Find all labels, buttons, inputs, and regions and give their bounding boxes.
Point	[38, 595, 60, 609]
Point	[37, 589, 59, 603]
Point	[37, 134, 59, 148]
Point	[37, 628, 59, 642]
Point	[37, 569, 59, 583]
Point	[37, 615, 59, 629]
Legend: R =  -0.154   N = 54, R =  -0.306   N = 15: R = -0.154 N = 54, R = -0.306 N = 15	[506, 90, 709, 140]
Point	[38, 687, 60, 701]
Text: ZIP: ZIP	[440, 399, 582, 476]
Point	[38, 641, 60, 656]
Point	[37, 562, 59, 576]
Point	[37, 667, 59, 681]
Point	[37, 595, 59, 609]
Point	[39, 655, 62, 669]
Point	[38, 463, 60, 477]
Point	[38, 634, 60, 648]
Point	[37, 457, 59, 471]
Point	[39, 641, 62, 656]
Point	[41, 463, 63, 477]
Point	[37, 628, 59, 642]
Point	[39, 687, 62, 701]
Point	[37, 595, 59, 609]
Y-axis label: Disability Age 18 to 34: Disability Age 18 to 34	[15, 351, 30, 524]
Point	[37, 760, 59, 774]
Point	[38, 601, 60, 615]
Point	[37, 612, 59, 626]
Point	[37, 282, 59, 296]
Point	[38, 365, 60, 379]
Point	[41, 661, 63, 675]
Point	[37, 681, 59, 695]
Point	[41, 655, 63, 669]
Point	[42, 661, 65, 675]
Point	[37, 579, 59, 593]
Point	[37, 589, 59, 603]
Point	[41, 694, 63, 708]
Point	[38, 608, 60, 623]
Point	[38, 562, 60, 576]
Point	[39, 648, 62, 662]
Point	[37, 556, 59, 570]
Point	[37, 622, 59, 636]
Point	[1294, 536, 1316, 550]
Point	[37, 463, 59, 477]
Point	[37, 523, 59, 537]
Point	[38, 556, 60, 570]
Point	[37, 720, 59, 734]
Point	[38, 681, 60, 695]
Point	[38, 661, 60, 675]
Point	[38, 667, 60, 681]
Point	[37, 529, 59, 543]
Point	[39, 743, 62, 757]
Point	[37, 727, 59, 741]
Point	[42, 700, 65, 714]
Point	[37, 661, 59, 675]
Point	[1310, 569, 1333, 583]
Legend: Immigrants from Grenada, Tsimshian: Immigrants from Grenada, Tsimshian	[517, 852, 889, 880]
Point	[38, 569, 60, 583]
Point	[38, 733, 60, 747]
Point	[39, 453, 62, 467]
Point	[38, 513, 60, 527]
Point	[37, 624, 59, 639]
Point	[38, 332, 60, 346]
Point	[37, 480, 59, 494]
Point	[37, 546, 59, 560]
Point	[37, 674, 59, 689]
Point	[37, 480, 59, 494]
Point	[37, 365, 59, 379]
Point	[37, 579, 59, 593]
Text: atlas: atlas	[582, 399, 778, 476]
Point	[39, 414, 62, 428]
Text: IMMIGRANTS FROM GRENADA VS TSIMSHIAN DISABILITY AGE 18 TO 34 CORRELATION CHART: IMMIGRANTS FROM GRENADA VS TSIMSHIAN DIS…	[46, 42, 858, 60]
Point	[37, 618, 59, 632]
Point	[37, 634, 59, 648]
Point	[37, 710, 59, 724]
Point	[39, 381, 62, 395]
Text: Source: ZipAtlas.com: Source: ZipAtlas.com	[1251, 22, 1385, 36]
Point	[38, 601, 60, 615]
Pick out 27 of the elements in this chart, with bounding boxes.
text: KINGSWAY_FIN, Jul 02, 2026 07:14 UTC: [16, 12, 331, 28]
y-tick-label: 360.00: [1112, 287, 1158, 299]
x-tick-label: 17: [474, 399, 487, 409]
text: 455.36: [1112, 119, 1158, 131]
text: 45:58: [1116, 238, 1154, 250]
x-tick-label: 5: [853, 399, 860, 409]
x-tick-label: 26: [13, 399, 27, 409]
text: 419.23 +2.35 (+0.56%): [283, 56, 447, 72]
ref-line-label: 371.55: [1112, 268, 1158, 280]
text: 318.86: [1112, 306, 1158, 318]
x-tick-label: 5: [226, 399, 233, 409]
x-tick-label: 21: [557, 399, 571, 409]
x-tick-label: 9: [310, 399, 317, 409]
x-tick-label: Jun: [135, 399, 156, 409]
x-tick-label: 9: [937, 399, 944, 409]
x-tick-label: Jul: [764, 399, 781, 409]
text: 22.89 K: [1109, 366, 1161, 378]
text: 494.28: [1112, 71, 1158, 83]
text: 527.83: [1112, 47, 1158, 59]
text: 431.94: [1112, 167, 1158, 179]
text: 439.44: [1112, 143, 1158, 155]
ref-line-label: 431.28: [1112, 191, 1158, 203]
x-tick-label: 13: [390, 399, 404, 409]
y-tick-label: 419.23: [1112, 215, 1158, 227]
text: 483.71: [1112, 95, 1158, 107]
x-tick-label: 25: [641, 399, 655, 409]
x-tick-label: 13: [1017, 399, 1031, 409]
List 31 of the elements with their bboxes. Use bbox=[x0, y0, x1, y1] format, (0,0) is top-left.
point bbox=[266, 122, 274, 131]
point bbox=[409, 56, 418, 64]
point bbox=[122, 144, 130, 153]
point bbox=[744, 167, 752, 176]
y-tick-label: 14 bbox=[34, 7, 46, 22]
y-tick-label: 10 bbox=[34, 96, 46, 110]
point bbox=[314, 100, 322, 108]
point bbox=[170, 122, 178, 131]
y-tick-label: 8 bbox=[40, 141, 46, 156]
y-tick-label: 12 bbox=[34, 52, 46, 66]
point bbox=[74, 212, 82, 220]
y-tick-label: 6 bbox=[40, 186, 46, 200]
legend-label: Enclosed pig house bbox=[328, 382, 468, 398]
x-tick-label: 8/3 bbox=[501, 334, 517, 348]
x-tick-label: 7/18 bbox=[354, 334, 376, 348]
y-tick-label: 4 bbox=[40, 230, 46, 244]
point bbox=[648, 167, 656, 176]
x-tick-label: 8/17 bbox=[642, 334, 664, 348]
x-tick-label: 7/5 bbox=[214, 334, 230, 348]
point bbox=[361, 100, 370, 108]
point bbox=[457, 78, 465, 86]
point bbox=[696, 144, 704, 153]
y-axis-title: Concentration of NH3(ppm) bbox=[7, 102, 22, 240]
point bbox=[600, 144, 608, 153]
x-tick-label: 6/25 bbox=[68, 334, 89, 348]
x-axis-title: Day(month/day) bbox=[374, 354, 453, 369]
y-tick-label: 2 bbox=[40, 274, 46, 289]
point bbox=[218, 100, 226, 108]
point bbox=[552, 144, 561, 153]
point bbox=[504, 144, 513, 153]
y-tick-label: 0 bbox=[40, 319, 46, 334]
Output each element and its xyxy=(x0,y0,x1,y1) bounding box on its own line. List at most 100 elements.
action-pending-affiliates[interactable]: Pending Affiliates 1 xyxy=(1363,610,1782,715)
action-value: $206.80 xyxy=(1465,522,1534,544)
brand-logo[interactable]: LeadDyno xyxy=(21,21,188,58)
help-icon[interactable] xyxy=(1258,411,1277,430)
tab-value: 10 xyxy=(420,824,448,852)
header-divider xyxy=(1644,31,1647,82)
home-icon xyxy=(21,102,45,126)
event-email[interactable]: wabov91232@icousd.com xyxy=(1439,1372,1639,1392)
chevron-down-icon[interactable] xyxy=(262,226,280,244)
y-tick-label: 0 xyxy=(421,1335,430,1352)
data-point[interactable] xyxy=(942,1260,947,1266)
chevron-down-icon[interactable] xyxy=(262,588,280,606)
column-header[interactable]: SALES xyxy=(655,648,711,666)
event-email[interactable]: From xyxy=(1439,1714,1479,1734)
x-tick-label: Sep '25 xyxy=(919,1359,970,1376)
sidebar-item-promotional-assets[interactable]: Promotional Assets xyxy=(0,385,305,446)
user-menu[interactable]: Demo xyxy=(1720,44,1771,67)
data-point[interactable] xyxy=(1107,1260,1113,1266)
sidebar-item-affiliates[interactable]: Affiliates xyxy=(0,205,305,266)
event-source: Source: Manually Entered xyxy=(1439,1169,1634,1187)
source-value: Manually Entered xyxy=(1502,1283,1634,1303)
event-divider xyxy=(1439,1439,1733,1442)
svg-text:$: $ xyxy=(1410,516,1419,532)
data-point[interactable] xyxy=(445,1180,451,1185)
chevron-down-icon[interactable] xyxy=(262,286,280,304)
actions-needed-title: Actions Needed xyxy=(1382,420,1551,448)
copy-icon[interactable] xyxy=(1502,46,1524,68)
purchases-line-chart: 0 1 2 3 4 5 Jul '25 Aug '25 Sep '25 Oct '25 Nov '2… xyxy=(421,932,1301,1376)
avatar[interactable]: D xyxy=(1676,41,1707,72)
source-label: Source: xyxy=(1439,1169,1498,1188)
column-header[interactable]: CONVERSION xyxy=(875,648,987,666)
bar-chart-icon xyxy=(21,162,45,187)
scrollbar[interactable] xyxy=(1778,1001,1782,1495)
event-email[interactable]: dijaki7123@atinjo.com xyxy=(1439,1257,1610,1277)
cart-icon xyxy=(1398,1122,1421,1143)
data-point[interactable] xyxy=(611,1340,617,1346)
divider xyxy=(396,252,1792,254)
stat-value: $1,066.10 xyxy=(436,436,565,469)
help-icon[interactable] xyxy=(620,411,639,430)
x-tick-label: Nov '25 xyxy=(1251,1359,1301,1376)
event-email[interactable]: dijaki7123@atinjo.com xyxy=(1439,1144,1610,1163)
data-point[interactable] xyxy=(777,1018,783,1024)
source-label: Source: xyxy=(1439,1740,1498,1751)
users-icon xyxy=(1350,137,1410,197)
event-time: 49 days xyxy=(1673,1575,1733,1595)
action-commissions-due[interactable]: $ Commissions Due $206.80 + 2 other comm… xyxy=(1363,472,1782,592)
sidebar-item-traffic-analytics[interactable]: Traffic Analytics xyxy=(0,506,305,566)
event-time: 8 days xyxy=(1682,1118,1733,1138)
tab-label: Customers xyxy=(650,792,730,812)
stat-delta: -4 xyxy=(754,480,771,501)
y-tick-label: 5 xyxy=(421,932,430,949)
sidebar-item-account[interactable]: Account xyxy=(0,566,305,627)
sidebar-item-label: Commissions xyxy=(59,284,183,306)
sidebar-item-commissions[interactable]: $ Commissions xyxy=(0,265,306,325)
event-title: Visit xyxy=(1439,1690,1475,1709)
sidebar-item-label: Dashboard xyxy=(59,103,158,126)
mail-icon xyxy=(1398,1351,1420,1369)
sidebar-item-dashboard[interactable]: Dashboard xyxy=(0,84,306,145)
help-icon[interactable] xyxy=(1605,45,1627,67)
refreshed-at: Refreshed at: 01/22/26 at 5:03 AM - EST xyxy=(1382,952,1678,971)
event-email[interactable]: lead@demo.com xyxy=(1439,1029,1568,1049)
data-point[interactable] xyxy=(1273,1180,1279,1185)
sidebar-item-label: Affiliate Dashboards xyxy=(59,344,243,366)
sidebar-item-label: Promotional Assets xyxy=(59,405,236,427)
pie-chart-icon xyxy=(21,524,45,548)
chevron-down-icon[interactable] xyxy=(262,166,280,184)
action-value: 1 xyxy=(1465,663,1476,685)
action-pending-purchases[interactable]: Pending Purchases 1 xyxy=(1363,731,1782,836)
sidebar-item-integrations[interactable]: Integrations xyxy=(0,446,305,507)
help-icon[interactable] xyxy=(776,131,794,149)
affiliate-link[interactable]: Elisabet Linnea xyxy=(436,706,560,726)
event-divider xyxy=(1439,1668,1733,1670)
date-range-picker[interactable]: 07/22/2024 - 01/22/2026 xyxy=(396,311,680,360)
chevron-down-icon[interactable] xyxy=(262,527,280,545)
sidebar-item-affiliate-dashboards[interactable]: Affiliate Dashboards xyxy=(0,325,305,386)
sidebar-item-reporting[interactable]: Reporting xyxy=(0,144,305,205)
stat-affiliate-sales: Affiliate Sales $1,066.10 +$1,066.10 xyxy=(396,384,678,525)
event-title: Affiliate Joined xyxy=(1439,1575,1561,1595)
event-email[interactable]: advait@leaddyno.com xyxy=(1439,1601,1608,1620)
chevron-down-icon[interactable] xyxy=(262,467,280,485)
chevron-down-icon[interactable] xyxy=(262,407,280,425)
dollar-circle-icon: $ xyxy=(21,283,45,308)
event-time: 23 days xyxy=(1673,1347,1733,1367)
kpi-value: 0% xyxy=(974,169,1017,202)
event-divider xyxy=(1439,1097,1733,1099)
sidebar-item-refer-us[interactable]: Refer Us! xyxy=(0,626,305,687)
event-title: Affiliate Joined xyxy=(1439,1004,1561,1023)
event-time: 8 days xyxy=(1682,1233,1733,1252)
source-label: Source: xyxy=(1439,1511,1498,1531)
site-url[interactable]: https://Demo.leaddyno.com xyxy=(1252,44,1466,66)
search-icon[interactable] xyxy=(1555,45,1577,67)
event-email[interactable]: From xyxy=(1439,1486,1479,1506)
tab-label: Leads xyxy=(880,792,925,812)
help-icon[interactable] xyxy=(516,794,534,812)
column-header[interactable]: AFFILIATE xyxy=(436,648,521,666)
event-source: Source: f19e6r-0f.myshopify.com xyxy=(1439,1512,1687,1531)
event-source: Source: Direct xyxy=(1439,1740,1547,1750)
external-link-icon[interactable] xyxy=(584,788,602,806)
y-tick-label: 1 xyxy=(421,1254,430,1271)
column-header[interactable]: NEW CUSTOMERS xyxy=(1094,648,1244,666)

==================================================

Job — How many lines in the entries contain the string "time"? Case counts. Reply with the number only.

Answer — 4